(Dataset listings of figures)
☆ ☆ ☆ ☆

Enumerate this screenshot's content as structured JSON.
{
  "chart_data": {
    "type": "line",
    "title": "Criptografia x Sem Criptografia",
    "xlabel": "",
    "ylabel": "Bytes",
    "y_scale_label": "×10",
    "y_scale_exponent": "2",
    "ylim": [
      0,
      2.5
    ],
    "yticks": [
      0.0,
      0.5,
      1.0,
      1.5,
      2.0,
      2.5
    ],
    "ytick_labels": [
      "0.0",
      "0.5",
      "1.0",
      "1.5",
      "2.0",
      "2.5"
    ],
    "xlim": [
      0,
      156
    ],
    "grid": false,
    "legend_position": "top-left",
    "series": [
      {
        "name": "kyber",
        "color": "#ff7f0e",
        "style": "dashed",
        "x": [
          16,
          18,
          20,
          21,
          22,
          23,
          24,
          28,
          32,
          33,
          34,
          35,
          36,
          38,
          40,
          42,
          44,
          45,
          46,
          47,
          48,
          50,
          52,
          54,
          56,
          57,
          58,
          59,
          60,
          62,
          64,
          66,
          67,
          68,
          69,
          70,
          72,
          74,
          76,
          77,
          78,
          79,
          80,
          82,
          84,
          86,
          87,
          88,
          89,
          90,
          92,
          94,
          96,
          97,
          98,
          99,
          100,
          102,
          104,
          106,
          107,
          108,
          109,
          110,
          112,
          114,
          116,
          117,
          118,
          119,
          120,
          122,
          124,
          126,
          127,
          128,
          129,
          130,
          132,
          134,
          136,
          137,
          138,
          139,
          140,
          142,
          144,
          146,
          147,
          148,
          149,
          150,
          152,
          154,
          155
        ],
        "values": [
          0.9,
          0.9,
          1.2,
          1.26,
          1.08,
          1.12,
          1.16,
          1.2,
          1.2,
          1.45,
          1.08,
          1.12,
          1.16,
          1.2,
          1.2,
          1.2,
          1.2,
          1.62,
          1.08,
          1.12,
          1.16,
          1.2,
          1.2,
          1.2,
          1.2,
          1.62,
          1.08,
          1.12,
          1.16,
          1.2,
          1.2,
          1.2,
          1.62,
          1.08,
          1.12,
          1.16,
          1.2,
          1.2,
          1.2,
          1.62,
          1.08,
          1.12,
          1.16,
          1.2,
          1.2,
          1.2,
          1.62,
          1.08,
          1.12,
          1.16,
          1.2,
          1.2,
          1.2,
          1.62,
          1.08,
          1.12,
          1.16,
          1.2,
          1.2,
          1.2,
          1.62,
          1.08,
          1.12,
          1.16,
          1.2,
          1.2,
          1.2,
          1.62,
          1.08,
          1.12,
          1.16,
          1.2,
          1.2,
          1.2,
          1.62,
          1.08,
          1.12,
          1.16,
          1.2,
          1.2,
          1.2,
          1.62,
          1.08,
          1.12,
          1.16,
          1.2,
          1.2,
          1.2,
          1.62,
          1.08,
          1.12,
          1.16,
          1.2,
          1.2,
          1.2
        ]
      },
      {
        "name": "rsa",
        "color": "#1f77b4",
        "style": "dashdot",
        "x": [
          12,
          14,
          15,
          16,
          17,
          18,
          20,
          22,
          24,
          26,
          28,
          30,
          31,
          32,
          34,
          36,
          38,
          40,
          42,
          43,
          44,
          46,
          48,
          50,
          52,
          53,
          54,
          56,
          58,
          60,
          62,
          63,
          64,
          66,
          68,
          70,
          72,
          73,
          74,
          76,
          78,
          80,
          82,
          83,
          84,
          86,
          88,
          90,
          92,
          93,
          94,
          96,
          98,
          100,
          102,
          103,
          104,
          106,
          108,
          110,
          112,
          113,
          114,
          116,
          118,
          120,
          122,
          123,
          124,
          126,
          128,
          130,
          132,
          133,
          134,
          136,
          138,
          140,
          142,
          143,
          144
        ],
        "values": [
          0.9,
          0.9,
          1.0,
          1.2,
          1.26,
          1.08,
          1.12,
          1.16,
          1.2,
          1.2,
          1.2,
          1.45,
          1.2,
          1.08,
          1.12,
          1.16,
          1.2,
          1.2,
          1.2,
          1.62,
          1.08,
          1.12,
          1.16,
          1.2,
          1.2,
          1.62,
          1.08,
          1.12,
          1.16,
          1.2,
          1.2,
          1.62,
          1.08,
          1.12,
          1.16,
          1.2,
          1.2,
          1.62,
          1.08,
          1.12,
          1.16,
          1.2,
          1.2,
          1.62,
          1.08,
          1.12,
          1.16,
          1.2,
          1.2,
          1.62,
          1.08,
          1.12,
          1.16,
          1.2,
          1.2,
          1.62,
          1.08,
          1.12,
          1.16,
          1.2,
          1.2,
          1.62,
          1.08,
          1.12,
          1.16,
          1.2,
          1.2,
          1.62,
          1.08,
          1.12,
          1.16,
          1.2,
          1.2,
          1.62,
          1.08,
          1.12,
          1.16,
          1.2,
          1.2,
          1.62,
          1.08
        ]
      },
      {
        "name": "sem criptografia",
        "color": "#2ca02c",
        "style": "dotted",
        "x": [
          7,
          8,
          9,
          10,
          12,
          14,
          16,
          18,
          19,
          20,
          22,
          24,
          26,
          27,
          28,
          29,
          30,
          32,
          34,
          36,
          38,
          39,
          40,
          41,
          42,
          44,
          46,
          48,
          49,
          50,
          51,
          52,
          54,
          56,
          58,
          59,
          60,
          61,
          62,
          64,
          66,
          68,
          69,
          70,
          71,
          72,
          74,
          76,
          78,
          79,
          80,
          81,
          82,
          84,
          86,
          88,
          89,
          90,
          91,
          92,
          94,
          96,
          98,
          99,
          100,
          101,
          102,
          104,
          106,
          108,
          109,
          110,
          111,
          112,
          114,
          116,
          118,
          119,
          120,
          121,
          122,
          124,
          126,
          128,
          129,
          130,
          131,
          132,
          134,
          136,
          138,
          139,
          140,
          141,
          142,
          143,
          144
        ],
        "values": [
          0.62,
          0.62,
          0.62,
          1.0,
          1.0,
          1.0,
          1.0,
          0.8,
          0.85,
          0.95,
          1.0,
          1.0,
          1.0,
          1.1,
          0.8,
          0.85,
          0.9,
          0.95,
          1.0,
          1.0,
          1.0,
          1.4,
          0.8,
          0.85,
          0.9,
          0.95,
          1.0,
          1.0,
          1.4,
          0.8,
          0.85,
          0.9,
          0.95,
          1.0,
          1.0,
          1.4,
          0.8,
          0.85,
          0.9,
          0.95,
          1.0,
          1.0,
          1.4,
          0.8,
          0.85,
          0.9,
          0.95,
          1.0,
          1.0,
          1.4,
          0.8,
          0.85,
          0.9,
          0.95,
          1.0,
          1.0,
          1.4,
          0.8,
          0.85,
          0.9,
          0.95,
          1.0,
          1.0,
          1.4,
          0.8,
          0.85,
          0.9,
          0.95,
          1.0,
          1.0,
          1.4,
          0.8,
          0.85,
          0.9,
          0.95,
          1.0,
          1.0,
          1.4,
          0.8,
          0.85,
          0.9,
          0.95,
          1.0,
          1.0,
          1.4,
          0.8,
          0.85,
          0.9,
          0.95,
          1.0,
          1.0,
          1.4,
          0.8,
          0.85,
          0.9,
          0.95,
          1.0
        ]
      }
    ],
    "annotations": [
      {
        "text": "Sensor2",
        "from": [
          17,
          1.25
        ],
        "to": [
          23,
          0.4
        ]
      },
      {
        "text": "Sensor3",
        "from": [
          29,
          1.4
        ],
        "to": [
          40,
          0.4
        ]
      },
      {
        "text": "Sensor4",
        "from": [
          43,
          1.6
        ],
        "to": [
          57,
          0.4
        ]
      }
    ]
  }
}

☆ ☆ ☆ ☆

**Exercise details**
Reproduce each record exactly, leaving nothing out.

**Answer to this exercise**
Enumerate this screenshot's content as structured JSON.
{
  "chart_data": {
    "type": "line",
    "title": "Criptografia x Sem Criptografia",
    "xlabel": "",
    "ylabel": "Bytes",
    "y_scale_label": "×10",
    "y_scale_exponent": "2",
    "ylim": [
      0,
      2.5
    ],
    "yticks": [
      0.0,
      0.5,
      1.0,
      1.5,
      2.0,
      2.5
    ],
    "ytick_labels": [
      "0.0",
      "0.5",
      "1.0",
      "1.5",
      "2.0",
      "2.5"
    ],
    "xlim": [
      0,
      156
    ],
    "grid": false,
    "legend_position": "top-left",
    "series": [
      {
        "name": "kyber",
        "color": "#ff7f0e",
        "style": "dashed",
        "x": [
          16,
          18,
          20,
          21,
          22,
          23,
          24,
          28,
          32,
          33,
          34,
          35,
          36,
          38,
          40,
          42,
          44,
          45,
          46,
          47,
          48,
          50,
          52,
          54,
          56,
          57,
          58,
          59,
          60,
          62,
          64,
          66,
          67,
          68,
          69,
          70,
          72,
          74,
          76,
          77,
          78,
          79,
          80,
          82,
          84,
          86,
          87,
          88,
          89,
          90,
          92,
          94,
          96,
          97,
          98,
          99,
          100,
          102,
          104,
          106,
          107,
          108,
          109,
          110,
          112,
          114,
          116,
          117,
          118,
          119,
          120,
          122,
          124,
          126,
          127,
          128,
          129,
          130,
          132,
          134,
          136,
          137,
          138,
          139,
          140,
          142,
          144,
          146,
          147,
          148,
          149,
          150,
          152,
          154,
          155
        ],
        "values": [
          0.9,
          0.9,
          1.2,
          1.26,
          1.08,
          1.12,
          1.16,
          1.2,
          1.2,
          1.45,
          1.08,
          1.12,
          1.16,
          1.2,
          1.2,
          1.2,
          1.2,
          1.62,
          1.08,
          1.12,
          1.16,
          1.2,
          1.2,
          1.2,
          1.2,
          1.62,
          1.08,
          1.12,
          1.16,
          1.2,
          1.2,
          1.2,
          1.62,
          1.08,
          1.12,
          1.16,
          1.2,
          1.2,
          1.2,
          1.62,
          1.08,
          1.12,
          1.16,
          1.2,
          1.2,
          1.2,
          1.62,
          1.08,
          1.12,
          1.16,
          1.2,
          1.2,
          1.2,
          1.62,
          1.08,
          1.12,
          1.16,
          1.2,
          1.2,
          1.2,
          1.62,
          1.08,
          1.12,
          1.16,
          1.2,
          1.2,
          1.2,
          1.62,
          1.08,
          1.12,
          1.16,
          1.2,
          1.2,
          1.2,
          1.62,
          1.08,
          1.12,
          1.16,
          1.2,
          1.2,
          1.2,
          1.62,
          1.08,
          1.12,
          1.16,
          1.2,
          1.2,
          1.2,
          1.62,
          1.08,
          1.12,
          1.16,
          1.2,
          1.2,
          1.2
        ]
      },
      {
        "name": "rsa",
        "color": "#1f77b4",
        "style": "dashdot",
        "x": [
          12,
          14,
          15,
          16,
          17,
          18,
          20,
          22,
          24,
          26,
          28,
          30,
          31,
          32,
          34,
          36,
          38,
          40,
          42,
          43,
          44,
          46,
          48,
          50,
          52,
          53,
          54,
          56,
          58,
          60,
          62,
          63,
          64,
          66,
          68,
          70,
          72,
          73,
          74,
          76,
          78,
          80,
          82,
          83,
          84,
          86,
          88,
          90,
          92,
          93,
          94,
          96,
          98,
          100,
          102,
          103,
          104,
          106,
          108,
          110,
          112,
          113,
          114,
          116,
          118,
          120,
          122,
          123,
          124,
          126,
          128,
          130,
          132,
          133,
          134,
          136,
          138,
          140,
          142,
          143,
          144
        ],
        "values": [
          0.9,
          0.9,
          1.0,
          1.2,
          1.26,
          1.08,
          1.12,
          1.16,
          1.2,
          1.2,
          1.2,
          1.45,
          1.2,
          1.08,
          1.12,
          1.16,
          1.2,
          1.2,
          1.2,
          1.62,
          1.08,
          1.12,
          1.16,
          1.2,
          1.2,
          1.62,
          1.08,
          1.12,
          1.16,
          1.2,
          1.2,
          1.62,
          1.08,
          1.12,
          1.16,
          1.2,
          1.2,
          1.62,
          1.08,
          1.12,
          1.16,
          1.2,
          1.2,
          1.62,
          1.08,
          1.12,
          1.16,
          1.2,
          1.2,
          1.62,
          1.08,
          1.12,
          1.16,
          1.2,
          1.2,
          1.62,
          1.08,
          1.12,
          1.16,
          1.2,
          1.2,
          1.62,
          1.08,
          1.12,
          1.16,
          1.2,
          1.2,
          1.62,
          1.08,
          1.12,
          1.16,
          1.2,
          1.2,
          1.62,
          1.08,
          1.12,
          1.16,
          1.2,
          1.2,
          1.62,
          1.08
        ]
      },
      {
        "name": "sem criptografia",
        "color": "#2ca02c",
        "style": "dotted",
        "x": [
          7,
          8,
          9,
          10,
          12,
          14,
          16,
          18,
          19,
          20,
          22,
          24,
          26,
          27,
          28,
          29,
          30,
          32,
          34,
          36,
          38,
          39,
          40,
          41,
          42,
          44,
          46,
          48,
          49,
          50,
          51,
          52,
          54,
          56,
          58,
          59,
          60,
          61,
          62,
          64,
          66,
          68,
          69,
          70,
          71,
          72,
          74,
          76,
          78,
          79,
          80,
          81,
          82,
          84,
          86,
          88,
          89,
          90,
          91,
          92,
          94,
          96,
          98,
          99,
          100,
          101,
          102,
          104,
          106,
          108,
          109,
          110,
          111,
          112,
          114,
          116,
          118,
          119,
          120,
          121,
          122,
          124,
          126,
          128,
          129,
          130,
          131,
          132,
          134,
          136,
          138,
          139,
          140,
          141,
          142,
          143,
          144
        ],
        "values": [
          0.62,
          0.62,
          0.62,
          1.0,
          1.0,
          1.0,
          1.0,
          0.8,
          0.85,
          0.95,
          1.0,
          1.0,
          1.0,
          1.1,
          0.8,
          0.85,
          0.9,
          0.95,
          1.0,
          1.0,
          1.0,
          1.4,
          0.8,
          0.85,
          0.9,
          0.95,
          1.0,
          1.0,
          1.4,
          0.8,
          0.85,
          0.9,
          0.95,
          1.0,
          1.0,
          1.4,
          0.8,
          0.85,
          0.9,
          0.95,
          1.0,
          1.0,
          1.4,
          0.8,
          0.85,
          0.9,
          0.95,
          1.0,
          1.0,
          1.4,
          0.8,
          0.85,
          0.9,
          0.95,
          1.0,
          1.0,
          1.4,
          0.8,
          0.85,
          0.9,
          0.95,
          1.0,
          1.0,
          1.4,
          0.8,
          0.85,
          0.9,
          0.95,
          1.0,
          1.0,
          1.4,
          0.8,
          0.85,
          0.9,
          0.95,
          1.0,
          1.0,
          1.4,
          0.8,
          0.85,
          0.9,
          0.95,
          1.0,
          1.0,
          1.4,
          0.8,
          0.85,
          0.9,
          0.95,
          1.0,
          1.0,
          1.4,
          0.8,
          0.85,
          0.9,
          0.95,
          1.0
        ]
      }
    ],
    "annotations": [
      {
        "text": "Sensor2",
        "from": [
          17,
          1.25
        ],
        "to": [
          23,
          0.4
        ]
      },
      {
        "text": "Sensor3",
        "from": [
          29,
          1.4
        ],
        "to": [
          40,
          0.4
        ]
      },
      {
        "text": "Sensor4",
        "from": [
          43,
          1.6
        ],
        "to": [
          57,
          0.4
        ]
      }
    ]
  }
}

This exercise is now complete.